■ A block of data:
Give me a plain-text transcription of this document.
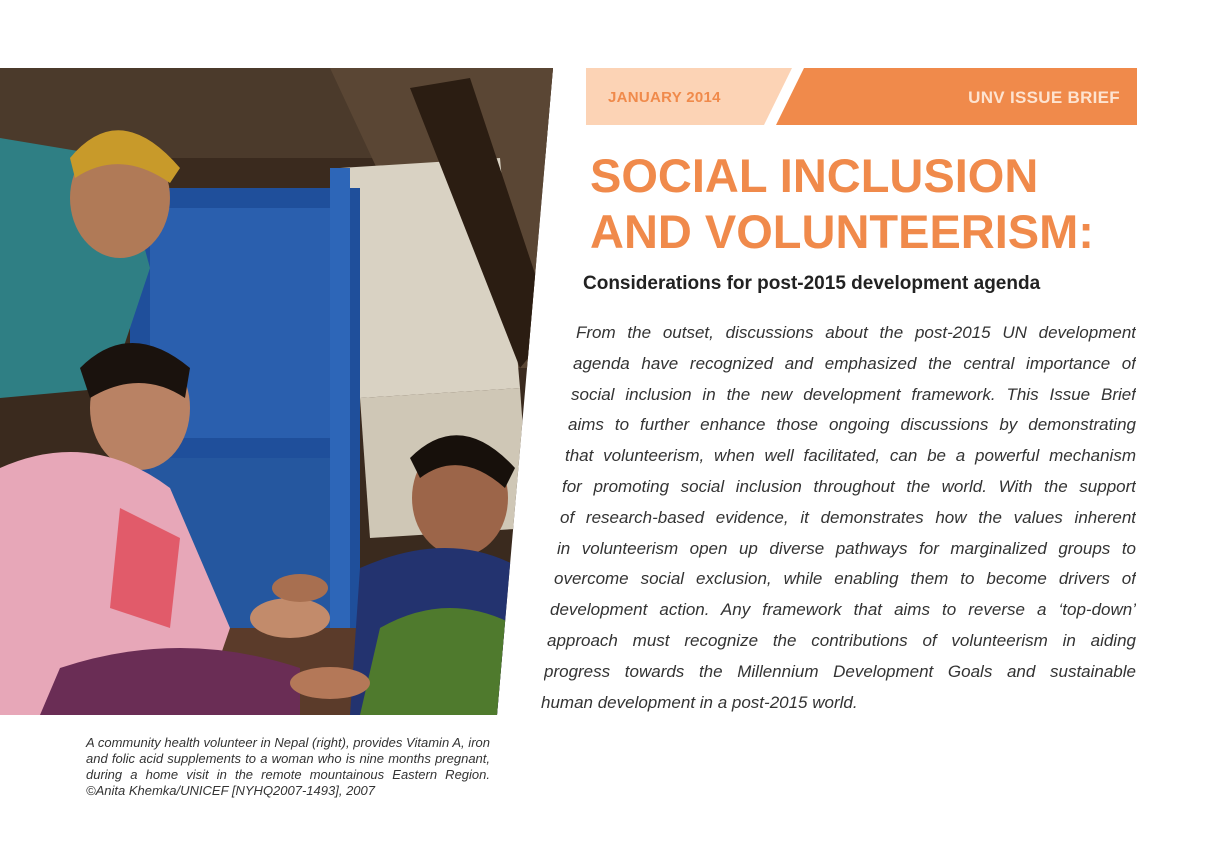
A community health volunteer in Nepal (right), provides Vitamin A, iron and folic acid supplements to a woman who is nine months pregnant, during a home visit in the remote mountainous Eastern Region. ©Anita Khemka/UNICEF [NYHQ2007-1493], 2007
JANUARY 2014	UNV ISSUE BRIEF
SOCIAL INCLUSION
AND VOLUNTEERISM:
Considerations for post-2015 development agenda
From the outset, discussions about the post-2015 UN development
agenda have recognized and emphasized the central importance of
social inclusion in the new development framework. This Issue Brief
aims to further enhance those ongoing discussions by demonstrating
that volunteerism, when well facilitated, can be a powerful mechanism
for promoting social inclusion throughout the world. With the support
of research-based evidence, it demonstrates how the values inherent
in volunteerism open up diverse pathways for marginalized groups to
overcome social exclusion, while enabling them to become drivers of
development action. Any framework that aims to reverse a ‘top-down’
approach must recognize the contributions of volunteerism in aiding
progress towards the Millennium Development Goals and sustainable
human development in a post-2015 world.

■ Given instruction:
Take the data above and repeat it exactly, leaving each picture out.

■ Task solution:
Give me a plain-text transcription of this document.
A community health volunteer in Nepal (right), provides Vitamin A, iron and folic acid supplements to a woman who is nine months pregnant, during a home visit in the remote mountainous Eastern Region. ©Anita Khemka/UNICEF [NYHQ2007-1493], 2007
JANUARY 2014	UNV ISSUE BRIEF
SOCIAL INCLUSION
AND VOLUNTEERISM:
Considerations for post-2015 development agenda
From the outset, discussions about the post-2015 UN development
agenda have recognized and emphasized the central importance of
social inclusion in the new development framework. This Issue Brief
aims to further enhance those ongoing discussions by demonstrating
that volunteerism, when well facilitated, can be a powerful mechanism
for promoting social inclusion throughout the world. With the support
of research-based evidence, it demonstrates how the values inherent
in volunteerism open up diverse pathways for marginalized groups to
overcome social exclusion, while enabling them to become drivers of
development action. Any framework that aims to reverse a ‘top-down’
approach must recognize the contributions of volunteerism in aiding
progress towards the Millennium Development Goals and sustainable
human development in a post-2015 world.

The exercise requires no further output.